## WRITTEN REQUEST
Write down every entry below once more, exactly.

## PROVIDED MATERIAL
•••••

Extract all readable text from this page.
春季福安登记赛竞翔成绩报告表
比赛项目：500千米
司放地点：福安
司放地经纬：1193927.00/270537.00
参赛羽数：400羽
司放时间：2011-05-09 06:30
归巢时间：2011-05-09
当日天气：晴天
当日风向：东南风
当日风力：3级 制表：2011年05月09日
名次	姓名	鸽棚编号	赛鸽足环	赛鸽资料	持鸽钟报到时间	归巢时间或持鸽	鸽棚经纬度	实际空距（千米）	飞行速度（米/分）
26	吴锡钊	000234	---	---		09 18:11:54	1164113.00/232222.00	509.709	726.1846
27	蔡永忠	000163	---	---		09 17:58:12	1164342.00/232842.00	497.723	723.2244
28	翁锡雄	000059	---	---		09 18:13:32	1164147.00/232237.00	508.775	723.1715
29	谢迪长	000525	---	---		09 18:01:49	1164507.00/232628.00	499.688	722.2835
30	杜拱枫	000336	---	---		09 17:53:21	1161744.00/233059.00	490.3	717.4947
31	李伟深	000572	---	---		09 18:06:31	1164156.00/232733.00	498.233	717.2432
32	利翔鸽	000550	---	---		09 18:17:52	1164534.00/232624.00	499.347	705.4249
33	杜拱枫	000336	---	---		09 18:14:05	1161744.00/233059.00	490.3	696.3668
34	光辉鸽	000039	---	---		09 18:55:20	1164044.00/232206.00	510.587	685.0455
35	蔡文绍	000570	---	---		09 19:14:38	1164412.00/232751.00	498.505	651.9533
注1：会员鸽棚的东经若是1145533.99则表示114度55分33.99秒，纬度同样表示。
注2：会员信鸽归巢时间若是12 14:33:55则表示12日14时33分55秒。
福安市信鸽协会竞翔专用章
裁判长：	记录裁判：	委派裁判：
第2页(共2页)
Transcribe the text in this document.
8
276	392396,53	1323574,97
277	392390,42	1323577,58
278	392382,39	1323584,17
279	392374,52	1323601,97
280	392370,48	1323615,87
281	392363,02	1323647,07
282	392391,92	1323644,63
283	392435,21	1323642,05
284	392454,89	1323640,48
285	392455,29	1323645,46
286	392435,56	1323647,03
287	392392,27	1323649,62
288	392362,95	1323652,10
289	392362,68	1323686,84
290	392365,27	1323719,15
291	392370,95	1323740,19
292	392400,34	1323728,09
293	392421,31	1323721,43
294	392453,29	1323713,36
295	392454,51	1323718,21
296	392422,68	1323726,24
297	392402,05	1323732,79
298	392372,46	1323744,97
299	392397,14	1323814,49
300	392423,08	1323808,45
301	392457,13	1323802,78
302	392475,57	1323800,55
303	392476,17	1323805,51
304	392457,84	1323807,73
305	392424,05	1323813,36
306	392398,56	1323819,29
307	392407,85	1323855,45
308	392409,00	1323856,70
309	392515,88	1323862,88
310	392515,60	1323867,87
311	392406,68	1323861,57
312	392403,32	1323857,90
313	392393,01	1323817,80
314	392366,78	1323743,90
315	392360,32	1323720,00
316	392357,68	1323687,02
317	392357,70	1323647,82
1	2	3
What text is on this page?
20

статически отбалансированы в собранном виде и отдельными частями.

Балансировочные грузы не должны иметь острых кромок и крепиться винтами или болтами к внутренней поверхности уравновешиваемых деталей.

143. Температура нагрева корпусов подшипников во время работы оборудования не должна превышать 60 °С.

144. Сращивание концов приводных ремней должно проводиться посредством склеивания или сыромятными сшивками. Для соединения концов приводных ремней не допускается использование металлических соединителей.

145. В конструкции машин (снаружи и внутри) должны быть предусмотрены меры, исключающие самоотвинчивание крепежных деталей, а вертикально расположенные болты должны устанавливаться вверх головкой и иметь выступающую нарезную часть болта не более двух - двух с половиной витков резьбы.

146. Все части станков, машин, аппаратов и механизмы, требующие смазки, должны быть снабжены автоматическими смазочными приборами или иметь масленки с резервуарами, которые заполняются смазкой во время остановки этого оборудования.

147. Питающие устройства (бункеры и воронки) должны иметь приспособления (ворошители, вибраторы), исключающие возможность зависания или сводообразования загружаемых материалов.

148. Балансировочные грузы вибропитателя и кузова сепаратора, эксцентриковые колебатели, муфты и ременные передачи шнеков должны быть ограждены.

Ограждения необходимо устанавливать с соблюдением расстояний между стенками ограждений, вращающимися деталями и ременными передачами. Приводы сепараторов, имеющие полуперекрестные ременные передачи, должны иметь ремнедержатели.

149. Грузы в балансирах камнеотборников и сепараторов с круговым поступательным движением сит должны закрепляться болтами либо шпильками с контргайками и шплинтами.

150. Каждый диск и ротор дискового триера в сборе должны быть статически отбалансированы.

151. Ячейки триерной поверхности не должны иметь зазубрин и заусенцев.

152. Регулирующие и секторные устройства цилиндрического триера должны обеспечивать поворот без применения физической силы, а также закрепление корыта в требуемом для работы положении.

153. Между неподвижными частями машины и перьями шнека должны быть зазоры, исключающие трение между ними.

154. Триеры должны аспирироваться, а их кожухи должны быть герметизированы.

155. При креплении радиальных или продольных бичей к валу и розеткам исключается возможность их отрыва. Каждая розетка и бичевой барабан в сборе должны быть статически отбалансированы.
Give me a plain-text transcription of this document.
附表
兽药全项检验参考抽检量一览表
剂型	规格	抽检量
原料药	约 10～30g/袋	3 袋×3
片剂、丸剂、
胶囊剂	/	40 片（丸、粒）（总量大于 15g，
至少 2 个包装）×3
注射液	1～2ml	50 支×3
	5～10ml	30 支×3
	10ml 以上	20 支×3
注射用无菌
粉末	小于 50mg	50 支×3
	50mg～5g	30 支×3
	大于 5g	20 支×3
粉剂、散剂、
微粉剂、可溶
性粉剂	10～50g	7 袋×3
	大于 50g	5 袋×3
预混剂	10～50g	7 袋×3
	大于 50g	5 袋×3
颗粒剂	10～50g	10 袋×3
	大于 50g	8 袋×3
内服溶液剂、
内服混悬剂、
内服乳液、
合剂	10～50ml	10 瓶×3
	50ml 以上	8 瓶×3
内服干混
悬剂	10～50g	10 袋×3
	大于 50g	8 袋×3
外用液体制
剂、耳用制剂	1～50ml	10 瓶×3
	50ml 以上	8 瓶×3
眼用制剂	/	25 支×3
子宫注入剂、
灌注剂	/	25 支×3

•••••

## WRITTEN ANSWER
Extract all readable text from this page.
春季福安登记赛竞翔成绩报告表
比赛项目：500千米
司放地点：福安
司放地经纬：1193927.00/270537.00
参赛羽数：400羽
司放时间：2011-05-09 06:30
归巢时间：2011-05-09
当日天气：晴天
当日风向：东南风
当日风力：3级 制表：2011年05月09日
名次	姓名	鸽棚编号	赛鸽足环	赛鸽资料	持鸽钟报到时间	归巢时间或持鸽	鸽棚经纬度	实际空距（千米）	飞行速度（米/分）
26	吴锡钊	000234	---	---		09 18:11:54	1164113.00/232222.00	509.709	726.1846
27	蔡永忠	000163	---	---		09 17:58:12	1164342.00/232842.00	497.723	723.2244
28	翁锡雄	000059	---	---		09 18:13:32	1164147.00/232237.00	508.775	723.1715
29	谢迪长	000525	---	---		09 18:01:49	1164507.00/232628.00	499.688	722.2835
30	杜拱枫	000336	---	---		09 17:53:21	1161744.00/233059.00	490.3	717.4947
31	李伟深	000572	---	---		09 18:06:31	1164156.00/232733.00	498.233	717.2432
32	利翔鸽	000550	---	---		09 18:17:52	1164534.00/232624.00	499.347	705.4249
33	杜拱枫	000336	---	---		09 18:14:05	1161744.00/233059.00	490.3	696.3668
34	光辉鸽	000039	---	---		09 18:55:20	1164044.00/232206.00	510.587	685.0455
35	蔡文绍	000570	---	---		09 19:14:38	1164412.00/232751.00	498.505	651.9533
注1：会员鸽棚的东经若是1145533.99则表示114度55分33.99秒，纬度同样表示。
注2：会员信鸽归巢时间若是12 14:33:55则表示12日14时33分55秒。
福安市信鸽协会竞翔专用章
裁判长：	记录裁判：	委派裁判：
第2页(共2页)
Transcribe the text in this document.
8
276	392396,53	1323574,97
277	392390,42	1323577,58
278	392382,39	1323584,17
279	392374,52	1323601,97
280	392370,48	1323615,87
281	392363,02	1323647,07
282	392391,92	1323644,63
283	392435,21	1323642,05
284	392454,89	1323640,48
285	392455,29	1323645,46
286	392435,56	1323647,03
287	392392,27	1323649,62
288	392362,95	1323652,10
289	392362,68	1323686,84
290	392365,27	1323719,15
291	392370,95	1323740,19
292	392400,34	1323728,09
293	392421,31	1323721,43
294	392453,29	1323713,36
295	392454,51	1323718,21
296	392422,68	1323726,24
297	392402,05	1323732,79
298	392372,46	1323744,97
299	392397,14	1323814,49
300	392423,08	1323808,45
301	392457,13	1323802,78
302	392475,57	1323800,55
303	392476,17	1323805,51
304	392457,84	1323807,73
305	392424,05	1323813,36
306	392398,56	1323819,29
307	392407,85	1323855,45
308	392409,00	1323856,70
309	392515,88	1323862,88
310	392515,60	1323867,87
311	392406,68	1323861,57
312	392403,32	1323857,90
313	392393,01	1323817,80
314	392366,78	1323743,90
315	392360,32	1323720,00
316	392357,68	1323687,02
317	392357,70	1323647,82
1	2	3
What text is on this page?
20

статически отбалансированы в собранном виде и отдельными частями.

Балансировочные грузы не должны иметь острых кромок и крепиться винтами или болтами к внутренней поверхности уравновешиваемых деталей.

143. Температура нагрева корпусов подшипников во время работы оборудования не должна превышать 60 °С.

144. Сращивание концов приводных ремней должно проводиться посредством склеивания или сыромятными сшивками. Для соединения концов приводных ремней не допускается использование металлических соединителей.

145. В конструкции машин (снаружи и внутри) должны быть предусмотрены меры, исключающие самоотвинчивание крепежных деталей, а вертикально расположенные болты должны устанавливаться вверх головкой и иметь выступающую нарезную часть болта не более двух - двух с половиной витков резьбы.

146. Все части станков, машин, аппаратов и механизмы, требующие смазки, должны быть снабжены автоматическими смазочными приборами или иметь масленки с резервуарами, которые заполняются смазкой во время остановки этого оборудования.

147. Питающие устройства (бункеры и воронки) должны иметь приспособления (ворошители, вибраторы), исключающие возможность зависания или сводообразования загружаемых материалов.

148. Балансировочные грузы вибропитателя и кузова сепаратора, эксцентриковые колебатели, муфты и ременные передачи шнеков должны быть ограждены.

Ограждения необходимо устанавливать с соблюдением расстояний между стенками ограждений, вращающимися деталями и ременными передачами. Приводы сепараторов, имеющие полуперекрестные ременные передачи, должны иметь ремнедержатели.

149. Грузы в балансирах камнеотборников и сепараторов с круговым поступательным движением сит должны закрепляться болтами либо шпильками с контргайками и шплинтами.

150. Каждый диск и ротор дискового триера в сборе должны быть статически отбалансированы.

151. Ячейки триерной поверхности не должны иметь зазубрин и заусенцев.

152. Регулирующие и секторные устройства цилиндрического триера должны обеспечивать поворот без применения физической силы, а также закрепление корыта в требуемом для работы положении.

153. Между неподвижными частями машины и перьями шнека должны быть зазоры, исключающие трение между ними.

154. Триеры должны аспирироваться, а их кожухи должны быть герметизированы.

155. При креплении радиальных или продольных бичей к валу и розеткам исключается возможность их отрыва. Каждая розетка и бичевой барабан в сборе должны быть статически отбалансированы.
Give me a plain-text transcription of this document.
附表
兽药全项检验参考抽检量一览表
剂型	规格	抽检量
原料药	约 10～30g/袋	3 袋×3
片剂、丸剂、
胶囊剂	/	40 片（丸、粒）（总量大于 15g，
至少 2 个包装）×3
注射液	1～2ml	50 支×3
	5～10ml	30 支×3
	10ml 以上	20 支×3
注射用无菌
粉末	小于 50mg	50 支×3
	50mg～5g	30 支×3
	大于 5g	20 支×3
粉剂、散剂、
微粉剂、可溶
性粉剂	10～50g	7 袋×3
	大于 50g	5 袋×3
预混剂	10～50g	7 袋×3
	大于 50g	5 袋×3
颗粒剂	10～50g	10 袋×3
	大于 50g	8 袋×3
内服溶液剂、
内服混悬剂、
内服乳液、
合剂	10～50ml	10 瓶×3
	50ml 以上	8 瓶×3
内服干混
悬剂	10～50g	10 袋×3
	大于 50g	8 袋×3
外用液体制
剂、耳用制剂	1～50ml	10 瓶×3
	50ml 以上	8 瓶×3
眼用制剂	/	25 支×3
子宫注入剂、
灌注剂	/	25 支×3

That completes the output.